[Given information]:

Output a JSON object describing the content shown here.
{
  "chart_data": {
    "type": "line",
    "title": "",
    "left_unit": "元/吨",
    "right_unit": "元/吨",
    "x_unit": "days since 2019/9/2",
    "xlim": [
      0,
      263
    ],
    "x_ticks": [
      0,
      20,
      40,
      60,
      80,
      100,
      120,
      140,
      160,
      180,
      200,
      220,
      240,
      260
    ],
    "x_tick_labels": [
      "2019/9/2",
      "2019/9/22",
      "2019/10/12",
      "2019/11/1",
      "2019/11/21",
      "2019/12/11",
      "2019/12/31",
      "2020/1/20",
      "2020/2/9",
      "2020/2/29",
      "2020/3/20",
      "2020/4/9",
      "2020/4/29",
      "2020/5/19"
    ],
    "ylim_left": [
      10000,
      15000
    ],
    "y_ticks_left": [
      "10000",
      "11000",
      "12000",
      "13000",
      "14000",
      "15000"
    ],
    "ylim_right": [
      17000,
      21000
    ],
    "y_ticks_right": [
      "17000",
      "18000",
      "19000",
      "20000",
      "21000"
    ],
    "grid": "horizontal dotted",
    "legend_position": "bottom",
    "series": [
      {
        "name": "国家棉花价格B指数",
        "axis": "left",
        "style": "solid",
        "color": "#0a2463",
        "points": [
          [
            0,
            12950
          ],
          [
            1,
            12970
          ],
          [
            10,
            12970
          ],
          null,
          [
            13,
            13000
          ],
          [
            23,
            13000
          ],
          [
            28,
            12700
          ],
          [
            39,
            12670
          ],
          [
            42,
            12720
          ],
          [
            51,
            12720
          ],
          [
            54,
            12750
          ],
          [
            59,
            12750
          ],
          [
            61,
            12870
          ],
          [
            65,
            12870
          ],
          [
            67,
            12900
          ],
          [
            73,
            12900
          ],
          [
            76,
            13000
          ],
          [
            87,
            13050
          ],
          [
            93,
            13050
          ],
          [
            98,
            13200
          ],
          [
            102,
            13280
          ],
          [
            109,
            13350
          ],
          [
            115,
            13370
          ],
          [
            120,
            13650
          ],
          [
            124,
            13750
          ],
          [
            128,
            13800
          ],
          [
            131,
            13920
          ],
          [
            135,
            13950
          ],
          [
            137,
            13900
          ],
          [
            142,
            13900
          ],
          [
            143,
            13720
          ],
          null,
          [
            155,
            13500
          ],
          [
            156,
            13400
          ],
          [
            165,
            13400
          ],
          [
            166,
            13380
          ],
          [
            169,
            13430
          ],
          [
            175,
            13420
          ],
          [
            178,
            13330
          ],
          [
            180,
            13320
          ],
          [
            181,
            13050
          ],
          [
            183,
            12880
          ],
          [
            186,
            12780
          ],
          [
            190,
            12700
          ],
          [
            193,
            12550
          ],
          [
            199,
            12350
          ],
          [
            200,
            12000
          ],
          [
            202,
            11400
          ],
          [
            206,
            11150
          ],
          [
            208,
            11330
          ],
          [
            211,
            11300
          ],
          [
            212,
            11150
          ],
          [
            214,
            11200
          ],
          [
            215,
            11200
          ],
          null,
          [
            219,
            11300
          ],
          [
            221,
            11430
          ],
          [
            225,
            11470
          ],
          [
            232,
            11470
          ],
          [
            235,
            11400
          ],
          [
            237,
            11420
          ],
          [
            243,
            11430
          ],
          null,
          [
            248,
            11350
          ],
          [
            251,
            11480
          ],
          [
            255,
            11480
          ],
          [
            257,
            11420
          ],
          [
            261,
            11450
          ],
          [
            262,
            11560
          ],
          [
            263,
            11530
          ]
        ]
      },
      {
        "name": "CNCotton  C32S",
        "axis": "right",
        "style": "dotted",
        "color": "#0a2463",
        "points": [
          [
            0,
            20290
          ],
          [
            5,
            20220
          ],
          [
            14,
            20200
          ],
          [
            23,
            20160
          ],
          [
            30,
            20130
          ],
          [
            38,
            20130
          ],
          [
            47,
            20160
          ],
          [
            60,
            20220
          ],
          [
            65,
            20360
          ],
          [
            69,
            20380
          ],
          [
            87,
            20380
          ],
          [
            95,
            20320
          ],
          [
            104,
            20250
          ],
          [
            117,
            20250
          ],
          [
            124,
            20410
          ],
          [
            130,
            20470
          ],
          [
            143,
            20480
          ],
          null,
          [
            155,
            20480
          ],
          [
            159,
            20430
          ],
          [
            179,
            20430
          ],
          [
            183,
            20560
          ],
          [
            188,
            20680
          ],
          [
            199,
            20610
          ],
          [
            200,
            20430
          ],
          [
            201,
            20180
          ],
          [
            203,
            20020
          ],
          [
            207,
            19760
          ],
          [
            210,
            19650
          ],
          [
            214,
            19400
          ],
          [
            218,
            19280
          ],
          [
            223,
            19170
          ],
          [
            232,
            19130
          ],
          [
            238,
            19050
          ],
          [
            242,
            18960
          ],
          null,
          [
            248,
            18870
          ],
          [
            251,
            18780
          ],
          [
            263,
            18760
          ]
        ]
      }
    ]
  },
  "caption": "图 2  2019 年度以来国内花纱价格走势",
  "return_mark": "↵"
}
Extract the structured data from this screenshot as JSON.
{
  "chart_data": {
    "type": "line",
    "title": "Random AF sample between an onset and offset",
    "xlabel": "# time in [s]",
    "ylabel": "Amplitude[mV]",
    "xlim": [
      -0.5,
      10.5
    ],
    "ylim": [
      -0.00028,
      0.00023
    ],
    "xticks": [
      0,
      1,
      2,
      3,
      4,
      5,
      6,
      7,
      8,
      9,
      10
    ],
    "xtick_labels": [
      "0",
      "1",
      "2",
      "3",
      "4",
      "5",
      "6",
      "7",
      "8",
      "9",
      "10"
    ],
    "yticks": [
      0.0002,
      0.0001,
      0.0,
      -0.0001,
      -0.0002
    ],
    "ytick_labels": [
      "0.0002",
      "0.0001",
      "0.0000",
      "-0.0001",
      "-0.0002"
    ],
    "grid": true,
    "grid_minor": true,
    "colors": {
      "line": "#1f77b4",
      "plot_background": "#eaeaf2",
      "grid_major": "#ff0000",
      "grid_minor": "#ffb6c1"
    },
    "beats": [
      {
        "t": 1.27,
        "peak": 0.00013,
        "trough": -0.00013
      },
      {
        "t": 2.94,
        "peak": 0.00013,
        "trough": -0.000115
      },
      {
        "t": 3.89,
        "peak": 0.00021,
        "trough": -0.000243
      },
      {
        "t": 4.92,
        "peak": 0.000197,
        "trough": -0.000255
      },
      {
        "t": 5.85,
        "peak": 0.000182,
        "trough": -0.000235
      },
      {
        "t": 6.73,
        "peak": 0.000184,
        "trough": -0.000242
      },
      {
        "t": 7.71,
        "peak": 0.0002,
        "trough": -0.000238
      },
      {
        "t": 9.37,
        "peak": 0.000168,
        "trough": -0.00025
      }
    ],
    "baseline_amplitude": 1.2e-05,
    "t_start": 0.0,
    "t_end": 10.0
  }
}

--

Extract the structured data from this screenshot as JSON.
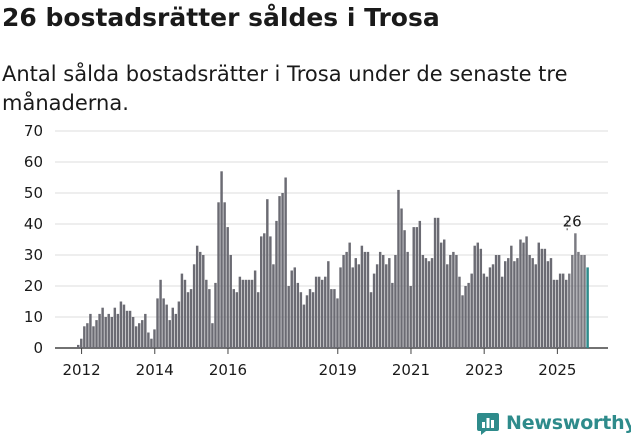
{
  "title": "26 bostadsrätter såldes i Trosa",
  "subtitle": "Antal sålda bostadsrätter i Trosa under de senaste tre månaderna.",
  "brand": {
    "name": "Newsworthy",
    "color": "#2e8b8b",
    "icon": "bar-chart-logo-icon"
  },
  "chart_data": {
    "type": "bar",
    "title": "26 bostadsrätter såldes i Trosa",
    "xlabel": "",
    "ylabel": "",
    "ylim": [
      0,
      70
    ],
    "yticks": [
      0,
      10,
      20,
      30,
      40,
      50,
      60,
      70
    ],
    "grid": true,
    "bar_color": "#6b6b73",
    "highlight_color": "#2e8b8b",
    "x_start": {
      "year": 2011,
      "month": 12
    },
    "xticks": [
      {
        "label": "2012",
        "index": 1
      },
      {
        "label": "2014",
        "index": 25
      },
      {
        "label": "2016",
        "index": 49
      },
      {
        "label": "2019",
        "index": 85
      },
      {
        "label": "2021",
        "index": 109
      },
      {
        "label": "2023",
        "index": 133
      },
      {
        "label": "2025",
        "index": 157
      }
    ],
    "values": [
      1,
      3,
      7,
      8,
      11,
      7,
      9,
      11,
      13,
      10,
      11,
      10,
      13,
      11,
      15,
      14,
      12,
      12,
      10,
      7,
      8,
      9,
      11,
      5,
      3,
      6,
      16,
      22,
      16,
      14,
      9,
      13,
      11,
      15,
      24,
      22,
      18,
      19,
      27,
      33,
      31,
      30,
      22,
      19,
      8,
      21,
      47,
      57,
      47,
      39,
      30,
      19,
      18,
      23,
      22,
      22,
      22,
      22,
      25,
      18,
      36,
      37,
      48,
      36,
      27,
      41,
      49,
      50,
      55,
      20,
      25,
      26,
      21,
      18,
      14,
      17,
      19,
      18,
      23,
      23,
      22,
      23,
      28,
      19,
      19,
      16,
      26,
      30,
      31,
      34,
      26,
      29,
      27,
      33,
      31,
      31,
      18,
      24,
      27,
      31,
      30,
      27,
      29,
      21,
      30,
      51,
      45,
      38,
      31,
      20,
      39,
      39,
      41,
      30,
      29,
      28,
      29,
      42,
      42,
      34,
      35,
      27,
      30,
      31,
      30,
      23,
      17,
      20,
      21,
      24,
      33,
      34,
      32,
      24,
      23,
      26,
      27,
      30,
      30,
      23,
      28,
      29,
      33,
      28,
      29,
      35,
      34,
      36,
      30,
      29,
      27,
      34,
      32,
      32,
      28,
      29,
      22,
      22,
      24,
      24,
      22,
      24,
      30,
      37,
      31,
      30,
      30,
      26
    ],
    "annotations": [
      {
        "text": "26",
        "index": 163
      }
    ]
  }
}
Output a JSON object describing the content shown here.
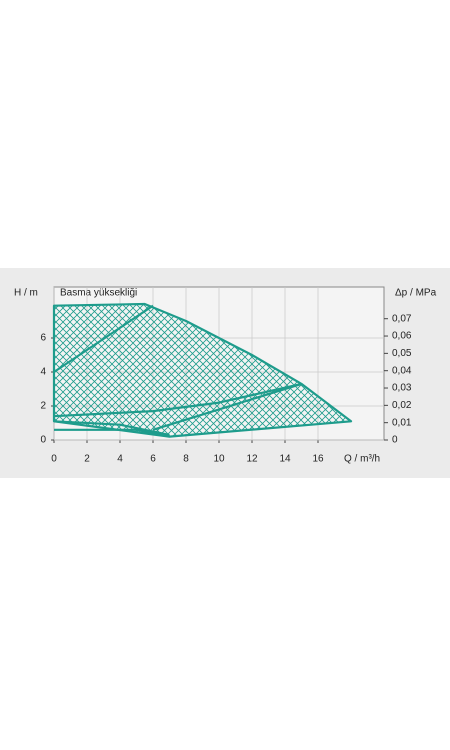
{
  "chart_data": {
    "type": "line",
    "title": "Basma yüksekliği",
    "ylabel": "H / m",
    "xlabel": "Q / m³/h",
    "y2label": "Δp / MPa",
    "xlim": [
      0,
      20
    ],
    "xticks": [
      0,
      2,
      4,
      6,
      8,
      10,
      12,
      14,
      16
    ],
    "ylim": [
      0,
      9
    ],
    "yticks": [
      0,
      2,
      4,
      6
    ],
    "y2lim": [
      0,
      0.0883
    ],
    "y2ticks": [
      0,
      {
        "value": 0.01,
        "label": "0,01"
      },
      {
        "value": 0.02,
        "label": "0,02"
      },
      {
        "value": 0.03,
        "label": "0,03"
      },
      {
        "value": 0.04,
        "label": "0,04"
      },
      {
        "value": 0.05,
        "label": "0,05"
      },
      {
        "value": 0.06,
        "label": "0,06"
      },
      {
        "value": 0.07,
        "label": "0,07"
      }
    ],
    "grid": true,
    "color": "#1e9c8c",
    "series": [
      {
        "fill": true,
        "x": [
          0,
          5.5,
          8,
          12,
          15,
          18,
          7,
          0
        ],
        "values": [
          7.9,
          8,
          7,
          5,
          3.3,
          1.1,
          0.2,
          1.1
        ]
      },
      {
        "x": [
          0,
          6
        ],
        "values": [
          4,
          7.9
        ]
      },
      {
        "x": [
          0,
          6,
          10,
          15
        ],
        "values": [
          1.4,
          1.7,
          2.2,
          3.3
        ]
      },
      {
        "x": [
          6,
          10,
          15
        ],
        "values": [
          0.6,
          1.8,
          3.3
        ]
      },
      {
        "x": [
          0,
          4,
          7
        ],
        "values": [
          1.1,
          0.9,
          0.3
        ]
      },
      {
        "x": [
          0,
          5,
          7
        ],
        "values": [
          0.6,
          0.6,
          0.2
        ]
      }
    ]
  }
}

...

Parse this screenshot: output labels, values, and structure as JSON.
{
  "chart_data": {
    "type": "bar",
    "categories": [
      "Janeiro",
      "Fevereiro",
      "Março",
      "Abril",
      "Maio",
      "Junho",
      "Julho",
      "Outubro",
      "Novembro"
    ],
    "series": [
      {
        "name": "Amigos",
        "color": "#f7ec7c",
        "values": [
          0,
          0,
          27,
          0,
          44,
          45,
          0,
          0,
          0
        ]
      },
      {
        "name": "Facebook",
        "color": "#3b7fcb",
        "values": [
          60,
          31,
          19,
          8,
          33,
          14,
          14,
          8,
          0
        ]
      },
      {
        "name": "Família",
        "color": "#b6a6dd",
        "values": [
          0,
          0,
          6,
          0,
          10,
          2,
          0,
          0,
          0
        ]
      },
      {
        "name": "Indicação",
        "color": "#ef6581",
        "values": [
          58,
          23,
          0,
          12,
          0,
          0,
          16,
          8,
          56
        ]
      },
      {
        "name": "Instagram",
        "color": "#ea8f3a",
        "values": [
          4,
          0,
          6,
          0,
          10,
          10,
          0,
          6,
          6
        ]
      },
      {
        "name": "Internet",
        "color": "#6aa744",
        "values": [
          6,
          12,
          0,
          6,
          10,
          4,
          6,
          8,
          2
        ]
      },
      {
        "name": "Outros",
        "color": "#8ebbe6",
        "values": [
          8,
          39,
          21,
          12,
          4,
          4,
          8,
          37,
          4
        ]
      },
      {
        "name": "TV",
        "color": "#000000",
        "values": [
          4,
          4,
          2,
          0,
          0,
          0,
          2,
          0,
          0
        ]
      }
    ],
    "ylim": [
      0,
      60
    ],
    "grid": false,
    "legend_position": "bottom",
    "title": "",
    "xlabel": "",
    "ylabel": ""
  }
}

[Exercise aim]: Using the entries above, find all lines with "dotted". Copy them.

[Solution to the exercise]:
    "grid": "horizontal dotted",
        "style": "dotted",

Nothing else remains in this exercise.